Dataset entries
┄┄┄┄┄┄┄┄┄┄
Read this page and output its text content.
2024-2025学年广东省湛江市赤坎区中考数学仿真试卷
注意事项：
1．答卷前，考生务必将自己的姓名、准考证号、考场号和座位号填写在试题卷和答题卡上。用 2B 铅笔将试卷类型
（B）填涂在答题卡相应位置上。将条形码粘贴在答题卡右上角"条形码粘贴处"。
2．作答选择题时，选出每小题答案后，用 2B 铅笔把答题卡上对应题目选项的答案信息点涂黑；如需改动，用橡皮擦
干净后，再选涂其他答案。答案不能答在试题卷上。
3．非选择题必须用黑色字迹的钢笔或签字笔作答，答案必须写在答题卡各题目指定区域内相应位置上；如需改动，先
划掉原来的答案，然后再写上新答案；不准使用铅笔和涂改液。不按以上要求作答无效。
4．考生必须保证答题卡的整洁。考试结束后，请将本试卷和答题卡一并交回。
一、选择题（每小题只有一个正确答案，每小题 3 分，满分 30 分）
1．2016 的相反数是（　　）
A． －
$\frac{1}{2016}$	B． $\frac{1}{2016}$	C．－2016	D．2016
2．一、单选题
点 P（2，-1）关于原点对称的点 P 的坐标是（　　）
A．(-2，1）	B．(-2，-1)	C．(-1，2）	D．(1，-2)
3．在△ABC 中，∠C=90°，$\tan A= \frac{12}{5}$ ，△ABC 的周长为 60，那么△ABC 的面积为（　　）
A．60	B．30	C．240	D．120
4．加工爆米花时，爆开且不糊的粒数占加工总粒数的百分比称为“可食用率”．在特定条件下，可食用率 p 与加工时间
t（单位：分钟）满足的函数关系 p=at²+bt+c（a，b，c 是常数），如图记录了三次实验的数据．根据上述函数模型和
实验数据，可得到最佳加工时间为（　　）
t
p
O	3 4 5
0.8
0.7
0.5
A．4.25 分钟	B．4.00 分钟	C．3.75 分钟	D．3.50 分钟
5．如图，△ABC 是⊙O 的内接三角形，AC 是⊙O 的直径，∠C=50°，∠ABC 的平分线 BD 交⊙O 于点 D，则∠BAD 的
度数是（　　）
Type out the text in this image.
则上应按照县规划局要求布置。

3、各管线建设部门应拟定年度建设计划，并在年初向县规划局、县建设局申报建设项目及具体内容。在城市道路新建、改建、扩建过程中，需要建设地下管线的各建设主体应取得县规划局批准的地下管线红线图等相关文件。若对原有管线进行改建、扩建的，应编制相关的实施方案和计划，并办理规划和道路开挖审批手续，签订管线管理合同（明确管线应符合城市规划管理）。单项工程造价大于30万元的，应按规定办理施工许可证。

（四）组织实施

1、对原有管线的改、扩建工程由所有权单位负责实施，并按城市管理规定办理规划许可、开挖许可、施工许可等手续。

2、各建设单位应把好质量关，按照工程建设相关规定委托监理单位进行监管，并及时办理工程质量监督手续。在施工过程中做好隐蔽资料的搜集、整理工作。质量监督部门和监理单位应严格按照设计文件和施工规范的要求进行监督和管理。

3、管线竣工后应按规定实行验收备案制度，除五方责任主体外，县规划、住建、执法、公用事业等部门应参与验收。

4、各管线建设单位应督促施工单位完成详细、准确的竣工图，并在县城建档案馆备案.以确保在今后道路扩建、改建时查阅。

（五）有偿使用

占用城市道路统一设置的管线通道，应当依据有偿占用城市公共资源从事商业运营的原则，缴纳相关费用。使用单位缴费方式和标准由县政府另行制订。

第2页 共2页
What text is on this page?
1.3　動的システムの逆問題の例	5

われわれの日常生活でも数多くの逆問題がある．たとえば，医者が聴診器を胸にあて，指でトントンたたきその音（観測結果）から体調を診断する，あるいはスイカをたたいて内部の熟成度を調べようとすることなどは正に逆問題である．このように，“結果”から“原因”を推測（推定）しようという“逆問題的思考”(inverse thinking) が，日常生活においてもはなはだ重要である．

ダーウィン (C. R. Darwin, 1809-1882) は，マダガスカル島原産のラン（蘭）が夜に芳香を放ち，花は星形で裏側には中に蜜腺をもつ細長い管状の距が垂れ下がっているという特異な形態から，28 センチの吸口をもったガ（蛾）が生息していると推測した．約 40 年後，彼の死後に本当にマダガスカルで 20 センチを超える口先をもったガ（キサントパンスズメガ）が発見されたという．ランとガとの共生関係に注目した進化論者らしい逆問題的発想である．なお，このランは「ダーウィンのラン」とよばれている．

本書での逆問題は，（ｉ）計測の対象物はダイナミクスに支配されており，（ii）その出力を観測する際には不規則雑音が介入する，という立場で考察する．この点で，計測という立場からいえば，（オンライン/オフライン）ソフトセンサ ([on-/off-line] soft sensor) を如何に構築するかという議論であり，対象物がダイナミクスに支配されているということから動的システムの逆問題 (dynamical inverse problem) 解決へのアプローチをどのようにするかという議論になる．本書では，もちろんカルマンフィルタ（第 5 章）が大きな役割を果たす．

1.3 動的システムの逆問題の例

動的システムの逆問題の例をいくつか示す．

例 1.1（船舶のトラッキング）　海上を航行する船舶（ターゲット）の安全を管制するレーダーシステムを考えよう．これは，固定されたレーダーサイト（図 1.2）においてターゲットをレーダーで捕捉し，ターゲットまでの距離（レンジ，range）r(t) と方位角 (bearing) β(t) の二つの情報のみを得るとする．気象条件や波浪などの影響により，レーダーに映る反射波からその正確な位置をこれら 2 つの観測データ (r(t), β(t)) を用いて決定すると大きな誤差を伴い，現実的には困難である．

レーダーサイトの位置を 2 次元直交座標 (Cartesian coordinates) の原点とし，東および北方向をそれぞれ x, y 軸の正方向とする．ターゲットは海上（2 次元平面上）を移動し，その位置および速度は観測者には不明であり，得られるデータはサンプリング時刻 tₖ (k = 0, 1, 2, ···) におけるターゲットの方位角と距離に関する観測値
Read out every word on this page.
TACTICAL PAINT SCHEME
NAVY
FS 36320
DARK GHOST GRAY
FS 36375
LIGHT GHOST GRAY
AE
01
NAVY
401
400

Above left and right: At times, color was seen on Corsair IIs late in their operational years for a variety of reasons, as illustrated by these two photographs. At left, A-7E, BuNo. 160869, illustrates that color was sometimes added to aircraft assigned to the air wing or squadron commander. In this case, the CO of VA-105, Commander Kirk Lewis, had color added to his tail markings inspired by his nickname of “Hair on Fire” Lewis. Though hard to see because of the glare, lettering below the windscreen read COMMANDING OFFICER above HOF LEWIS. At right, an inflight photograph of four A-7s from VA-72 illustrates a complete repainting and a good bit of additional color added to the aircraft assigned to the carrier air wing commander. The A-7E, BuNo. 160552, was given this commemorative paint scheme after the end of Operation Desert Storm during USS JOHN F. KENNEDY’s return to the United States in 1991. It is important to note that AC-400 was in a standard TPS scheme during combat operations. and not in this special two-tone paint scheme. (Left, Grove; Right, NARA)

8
┄┄┄┄┄┄┄┄┄┄
> **WHAT THIS TASK INVOLVES**:
Return each entry from the material above exactly as it appears.

> **RESPONSE TO THE EXERCISE**:
Read this page and output its text content.
2024-2025学年广东省湛江市赤坎区中考数学仿真试卷
注意事项：
1．答卷前，考生务必将自己的姓名、准考证号、考场号和座位号填写在试题卷和答题卡上。用 2B 铅笔将试卷类型
（B）填涂在答题卡相应位置上。将条形码粘贴在答题卡右上角"条形码粘贴处"。
2．作答选择题时，选出每小题答案后，用 2B 铅笔把答题卡上对应题目选项的答案信息点涂黑；如需改动，用橡皮擦
干净后，再选涂其他答案。答案不能答在试题卷上。
3．非选择题必须用黑色字迹的钢笔或签字笔作答，答案必须写在答题卡各题目指定区域内相应位置上；如需改动，先
划掉原来的答案，然后再写上新答案；不准使用铅笔和涂改液。不按以上要求作答无效。
4．考生必须保证答题卡的整洁。考试结束后，请将本试卷和答题卡一并交回。
一、选择题（每小题只有一个正确答案，每小题 3 分，满分 30 分）
1．2016 的相反数是（　　）
A． －
$\frac{1}{2016}$	B． $\frac{1}{2016}$	C．－2016	D．2016
2．一、单选题
点 P（2，-1）关于原点对称的点 P 的坐标是（　　）
A．(-2，1）	B．(-2，-1)	C．(-1，2）	D．(1，-2)
3．在△ABC 中，∠C=90°，$\tan A= \frac{12}{5}$ ，△ABC 的周长为 60，那么△ABC 的面积为（　　）
A．60	B．30	C．240	D．120
4．加工爆米花时，爆开且不糊的粒数占加工总粒数的百分比称为“可食用率”．在特定条件下，可食用率 p 与加工时间
t（单位：分钟）满足的函数关系 p=at²+bt+c（a，b，c 是常数），如图记录了三次实验的数据．根据上述函数模型和
实验数据，可得到最佳加工时间为（　　）
t
p
O	3 4 5
0.8
0.7
0.5
A．4.25 分钟	B．4.00 分钟	C．3.75 分钟	D．3.50 分钟
5．如图，△ABC 是⊙O 的内接三角形，AC 是⊙O 的直径，∠C=50°，∠ABC 的平分线 BD 交⊙O 于点 D，则∠BAD 的
度数是（　　）
Type out the text in this image.
则上应按照县规划局要求布置。

3、各管线建设部门应拟定年度建设计划，并在年初向县规划局、县建设局申报建设项目及具体内容。在城市道路新建、改建、扩建过程中，需要建设地下管线的各建设主体应取得县规划局批准的地下管线红线图等相关文件。若对原有管线进行改建、扩建的，应编制相关的实施方案和计划，并办理规划和道路开挖审批手续，签订管线管理合同（明确管线应符合城市规划管理）。单项工程造价大于30万元的，应按规定办理施工许可证。

（四）组织实施

1、对原有管线的改、扩建工程由所有权单位负责实施，并按城市管理规定办理规划许可、开挖许可、施工许可等手续。

2、各建设单位应把好质量关，按照工程建设相关规定委托监理单位进行监管，并及时办理工程质量监督手续。在施工过程中做好隐蔽资料的搜集、整理工作。质量监督部门和监理单位应严格按照设计文件和施工规范的要求进行监督和管理。

3、管线竣工后应按规定实行验收备案制度，除五方责任主体外，县规划、住建、执法、公用事业等部门应参与验收。

4、各管线建设单位应督促施工单位完成详细、准确的竣工图，并在县城建档案馆备案.以确保在今后道路扩建、改建时查阅。

（五）有偿使用

占用城市道路统一设置的管线通道，应当依据有偿占用城市公共资源从事商业运营的原则，缴纳相关费用。使用单位缴费方式和标准由县政府另行制订。

第2页 共2页
What text is on this page?
1.3　動的システムの逆問題の例	5

われわれの日常生活でも数多くの逆問題がある．たとえば，医者が聴診器を胸にあて，指でトントンたたきその音（観測結果）から体調を診断する，あるいはスイカをたたいて内部の熟成度を調べようとすることなどは正に逆問題である．このように，“結果”から“原因”を推測（推定）しようという“逆問題的思考”(inverse thinking) が，日常生活においてもはなはだ重要である．

ダーウィン (C. R. Darwin, 1809-1882) は，マダガスカル島原産のラン（蘭）が夜に芳香を放ち，花は星形で裏側には中に蜜腺をもつ細長い管状の距が垂れ下がっているという特異な形態から，28 センチの吸口をもったガ（蛾）が生息していると推測した．約 40 年後，彼の死後に本当にマダガスカルで 20 センチを超える口先をもったガ（キサントパンスズメガ）が発見されたという．ランとガとの共生関係に注目した進化論者らしい逆問題的発想である．なお，このランは「ダーウィンのラン」とよばれている．

本書での逆問題は，（ｉ）計測の対象物はダイナミクスに支配されており，（ii）その出力を観測する際には不規則雑音が介入する，という立場で考察する．この点で，計測という立場からいえば，（オンライン/オフライン）ソフトセンサ ([on-/off-line] soft sensor) を如何に構築するかという議論であり，対象物がダイナミクスに支配されているということから動的システムの逆問題 (dynamical inverse problem) 解決へのアプローチをどのようにするかという議論になる．本書では，もちろんカルマンフィルタ（第 5 章）が大きな役割を果たす．

1.3 動的システムの逆問題の例

動的システムの逆問題の例をいくつか示す．

例 1.1（船舶のトラッキング）　海上を航行する船舶（ターゲット）の安全を管制するレーダーシステムを考えよう．これは，固定されたレーダーサイト（図 1.2）においてターゲットをレーダーで捕捉し，ターゲットまでの距離（レンジ，range）r(t) と方位角 (bearing) β(t) の二つの情報のみを得るとする．気象条件や波浪などの影響により，レーダーに映る反射波からその正確な位置をこれら 2 つの観測データ (r(t), β(t)) を用いて決定すると大きな誤差を伴い，現実的には困難である．

レーダーサイトの位置を 2 次元直交座標 (Cartesian coordinates) の原点とし，東および北方向をそれぞれ x, y 軸の正方向とする．ターゲットは海上（2 次元平面上）を移動し，その位置および速度は観測者には不明であり，得られるデータはサンプリング時刻 tₖ (k = 0, 1, 2, ···) におけるターゲットの方位角と距離に関する観測値
Read out every word on this page.
TACTICAL PAINT SCHEME
NAVY
FS 36320
DARK GHOST GRAY
FS 36375
LIGHT GHOST GRAY
AE
01
NAVY
401
400

Above left and right: At times, color was seen on Corsair IIs late in their operational years for a variety of reasons, as illustrated by these two photographs. At left, A-7E, BuNo. 160869, illustrates that color was sometimes added to aircraft assigned to the air wing or squadron commander. In this case, the CO of VA-105, Commander Kirk Lewis, had color added to his tail markings inspired by his nickname of “Hair on Fire” Lewis. Though hard to see because of the glare, lettering below the windscreen read COMMANDING OFFICER above HOF LEWIS. At right, an inflight photograph of four A-7s from VA-72 illustrates a complete repainting and a good bit of additional color added to the aircraft assigned to the carrier air wing commander. The A-7E, BuNo. 160552, was given this commemorative paint scheme after the end of Operation Desert Storm during USS JOHN F. KENNEDY’s return to the United States in 1991. It is important to note that AC-400 was in a standard TPS scheme during combat operations. and not in this special two-tone paint scheme. (Left, Grove; Right, NARA)

8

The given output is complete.